Work item
Please write out all of the entries without altering anything.

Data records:
╭──

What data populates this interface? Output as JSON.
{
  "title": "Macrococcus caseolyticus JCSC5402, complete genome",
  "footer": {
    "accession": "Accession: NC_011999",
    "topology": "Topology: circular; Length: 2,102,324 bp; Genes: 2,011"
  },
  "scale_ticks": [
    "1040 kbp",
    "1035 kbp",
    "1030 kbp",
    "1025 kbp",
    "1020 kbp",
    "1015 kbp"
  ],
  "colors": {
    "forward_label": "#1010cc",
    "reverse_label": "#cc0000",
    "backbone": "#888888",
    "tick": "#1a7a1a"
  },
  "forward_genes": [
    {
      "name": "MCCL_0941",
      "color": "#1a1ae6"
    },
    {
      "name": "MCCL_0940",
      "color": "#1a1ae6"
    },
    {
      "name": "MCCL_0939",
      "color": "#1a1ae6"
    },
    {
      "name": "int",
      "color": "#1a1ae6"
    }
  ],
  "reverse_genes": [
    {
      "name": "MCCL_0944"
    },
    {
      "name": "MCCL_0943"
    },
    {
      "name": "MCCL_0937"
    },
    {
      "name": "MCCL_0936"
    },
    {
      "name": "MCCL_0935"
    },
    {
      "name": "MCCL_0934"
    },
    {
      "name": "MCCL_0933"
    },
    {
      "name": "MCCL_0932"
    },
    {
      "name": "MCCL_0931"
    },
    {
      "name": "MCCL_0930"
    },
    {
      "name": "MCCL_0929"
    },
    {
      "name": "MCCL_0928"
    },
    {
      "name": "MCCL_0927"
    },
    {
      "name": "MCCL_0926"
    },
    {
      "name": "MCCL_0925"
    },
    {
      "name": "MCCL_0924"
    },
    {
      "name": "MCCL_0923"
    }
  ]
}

╰──

Written answer
What data populates this interface? Output as JSON.
{
  "title": "Macrococcus caseolyticus JCSC5402, complete genome",
  "footer": {
    "accession": "Accession: NC_011999",
    "topology": "Topology: circular; Length: 2,102,324 bp; Genes: 2,011"
  },
  "scale_ticks": [
    "1040 kbp",
    "1035 kbp",
    "1030 kbp",
    "1025 kbp",
    "1020 kbp",
    "1015 kbp"
  ],
  "colors": {
    "forward_label": "#1010cc",
    "reverse_label": "#cc0000",
    "backbone": "#888888",
    "tick": "#1a7a1a"
  },
  "forward_genes": [
    {
      "name": "MCCL_0941",
      "color": "#1a1ae6"
    },
    {
      "name": "MCCL_0940",
      "color": "#1a1ae6"
    },
    {
      "name": "MCCL_0939",
      "color": "#1a1ae6"
    },
    {
      "name": "int",
      "color": "#1a1ae6"
    }
  ],
  "reverse_genes": [
    {
      "name": "MCCL_0944"
    },
    {
      "name": "MCCL_0943"
    },
    {
      "name": "MCCL_0937"
    },
    {
      "name": "MCCL_0936"
    },
    {
      "name": "MCCL_0935"
    },
    {
      "name": "MCCL_0934"
    },
    {
      "name": "MCCL_0933"
    },
    {
      "name": "MCCL_0932"
    },
    {
      "name": "MCCL_0931"
    },
    {
      "name": "MCCL_0930"
    },
    {
      "name": "MCCL_0929"
    },
    {
      "name": "MCCL_0928"
    },
    {
      "name": "MCCL_0927"
    },
    {
      "name": "MCCL_0926"
    },
    {
      "name": "MCCL_0925"
    },
    {
      "name": "MCCL_0924"
    },
    {
      "name": "MCCL_0923"
    }
  ]
}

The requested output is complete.